EXERCISE DETAILS: In the data below, find each line containing the string "Reference" and return it.

EXCERPTED DATA:
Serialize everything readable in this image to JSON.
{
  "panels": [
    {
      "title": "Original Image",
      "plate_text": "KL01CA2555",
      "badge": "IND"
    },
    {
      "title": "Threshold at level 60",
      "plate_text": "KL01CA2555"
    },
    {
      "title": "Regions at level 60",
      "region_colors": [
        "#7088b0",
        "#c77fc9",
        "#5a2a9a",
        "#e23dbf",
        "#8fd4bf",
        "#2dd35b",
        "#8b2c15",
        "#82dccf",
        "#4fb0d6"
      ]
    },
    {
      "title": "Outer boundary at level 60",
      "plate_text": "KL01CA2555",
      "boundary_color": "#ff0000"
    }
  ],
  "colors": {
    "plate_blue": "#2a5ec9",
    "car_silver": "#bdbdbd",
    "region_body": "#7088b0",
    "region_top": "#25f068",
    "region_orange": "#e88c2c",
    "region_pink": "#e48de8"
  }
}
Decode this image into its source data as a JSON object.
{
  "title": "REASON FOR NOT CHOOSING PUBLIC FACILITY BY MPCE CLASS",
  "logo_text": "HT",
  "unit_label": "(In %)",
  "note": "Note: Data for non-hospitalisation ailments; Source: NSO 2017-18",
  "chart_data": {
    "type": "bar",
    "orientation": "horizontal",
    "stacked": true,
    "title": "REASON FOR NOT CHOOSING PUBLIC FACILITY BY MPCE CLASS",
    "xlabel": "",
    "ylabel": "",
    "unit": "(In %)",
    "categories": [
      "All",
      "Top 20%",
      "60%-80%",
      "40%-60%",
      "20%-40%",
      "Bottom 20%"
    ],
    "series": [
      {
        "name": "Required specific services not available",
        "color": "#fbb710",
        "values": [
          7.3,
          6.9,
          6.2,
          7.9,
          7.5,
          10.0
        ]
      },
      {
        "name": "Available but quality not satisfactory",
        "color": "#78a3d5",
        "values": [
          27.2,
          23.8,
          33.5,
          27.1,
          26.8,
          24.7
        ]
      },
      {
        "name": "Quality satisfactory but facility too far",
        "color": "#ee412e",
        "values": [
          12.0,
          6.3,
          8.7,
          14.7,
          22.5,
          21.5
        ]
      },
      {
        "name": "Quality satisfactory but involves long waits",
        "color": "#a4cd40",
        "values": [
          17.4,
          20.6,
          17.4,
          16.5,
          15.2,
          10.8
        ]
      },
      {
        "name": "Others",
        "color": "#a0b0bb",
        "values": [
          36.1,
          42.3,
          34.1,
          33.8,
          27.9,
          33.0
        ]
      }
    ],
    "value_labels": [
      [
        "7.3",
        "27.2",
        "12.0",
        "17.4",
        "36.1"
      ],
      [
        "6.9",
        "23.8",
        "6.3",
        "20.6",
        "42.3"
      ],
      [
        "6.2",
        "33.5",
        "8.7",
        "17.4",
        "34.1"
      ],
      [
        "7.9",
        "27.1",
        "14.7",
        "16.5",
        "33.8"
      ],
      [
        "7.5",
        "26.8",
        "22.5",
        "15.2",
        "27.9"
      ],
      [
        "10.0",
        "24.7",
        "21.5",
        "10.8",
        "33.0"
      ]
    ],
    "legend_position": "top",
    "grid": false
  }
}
---
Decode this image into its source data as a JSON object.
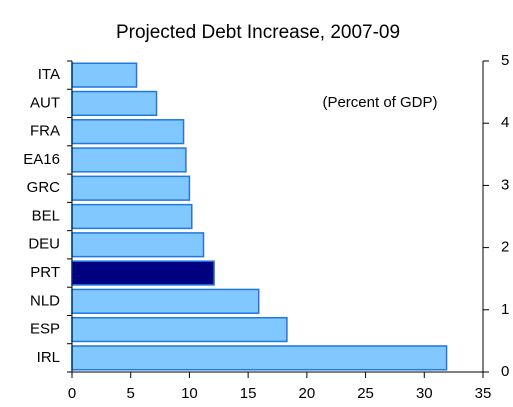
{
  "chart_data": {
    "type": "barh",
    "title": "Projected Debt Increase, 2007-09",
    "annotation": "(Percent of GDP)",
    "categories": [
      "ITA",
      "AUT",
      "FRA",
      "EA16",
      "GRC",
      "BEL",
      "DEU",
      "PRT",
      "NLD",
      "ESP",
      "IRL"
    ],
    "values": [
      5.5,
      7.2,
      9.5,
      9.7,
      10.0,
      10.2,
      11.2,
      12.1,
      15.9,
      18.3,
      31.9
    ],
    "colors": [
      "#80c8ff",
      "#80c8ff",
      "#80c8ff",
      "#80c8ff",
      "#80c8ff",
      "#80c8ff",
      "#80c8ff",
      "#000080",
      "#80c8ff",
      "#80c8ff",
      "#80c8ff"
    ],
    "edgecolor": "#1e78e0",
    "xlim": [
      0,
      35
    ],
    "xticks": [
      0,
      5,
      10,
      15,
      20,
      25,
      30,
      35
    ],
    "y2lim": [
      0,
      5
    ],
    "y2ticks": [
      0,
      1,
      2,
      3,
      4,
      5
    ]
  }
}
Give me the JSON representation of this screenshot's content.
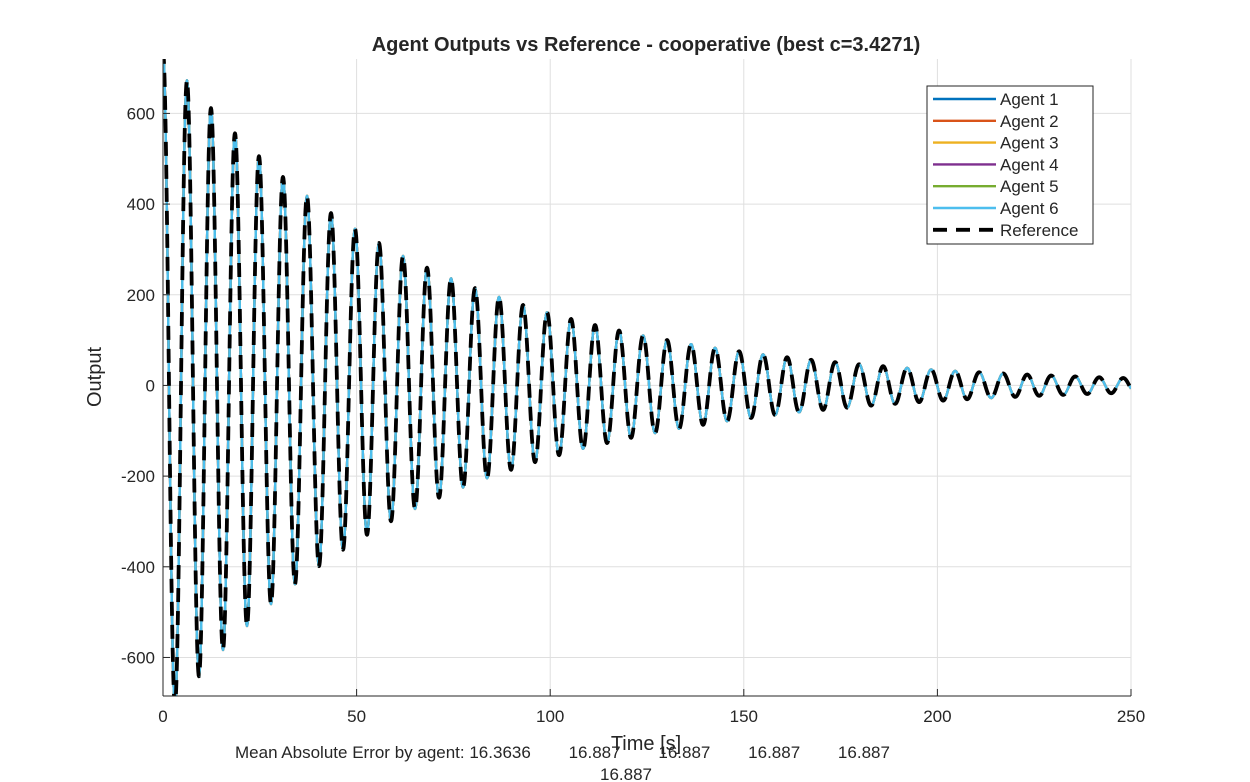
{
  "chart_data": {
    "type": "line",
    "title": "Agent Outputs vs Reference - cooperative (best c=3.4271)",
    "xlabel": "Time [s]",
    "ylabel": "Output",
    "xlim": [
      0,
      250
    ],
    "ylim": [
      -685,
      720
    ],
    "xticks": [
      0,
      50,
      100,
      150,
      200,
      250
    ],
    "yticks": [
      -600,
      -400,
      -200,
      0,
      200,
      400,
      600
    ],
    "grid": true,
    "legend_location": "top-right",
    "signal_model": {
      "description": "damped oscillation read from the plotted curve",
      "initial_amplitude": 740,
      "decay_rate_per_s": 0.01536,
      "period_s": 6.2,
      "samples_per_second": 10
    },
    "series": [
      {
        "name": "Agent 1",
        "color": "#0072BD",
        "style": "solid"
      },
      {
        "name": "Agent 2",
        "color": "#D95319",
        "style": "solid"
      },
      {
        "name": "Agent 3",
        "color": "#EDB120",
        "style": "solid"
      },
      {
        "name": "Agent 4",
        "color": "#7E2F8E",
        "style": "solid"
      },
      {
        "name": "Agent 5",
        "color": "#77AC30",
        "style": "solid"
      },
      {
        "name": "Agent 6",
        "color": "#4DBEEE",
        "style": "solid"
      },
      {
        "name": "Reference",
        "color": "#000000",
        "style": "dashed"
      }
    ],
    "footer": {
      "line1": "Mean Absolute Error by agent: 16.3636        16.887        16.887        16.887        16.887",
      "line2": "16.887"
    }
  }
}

ANSWER BELOW:
    "title": "Agent Outputs vs Reference - cooperative (best c=3.4271)",
        "name": "Reference",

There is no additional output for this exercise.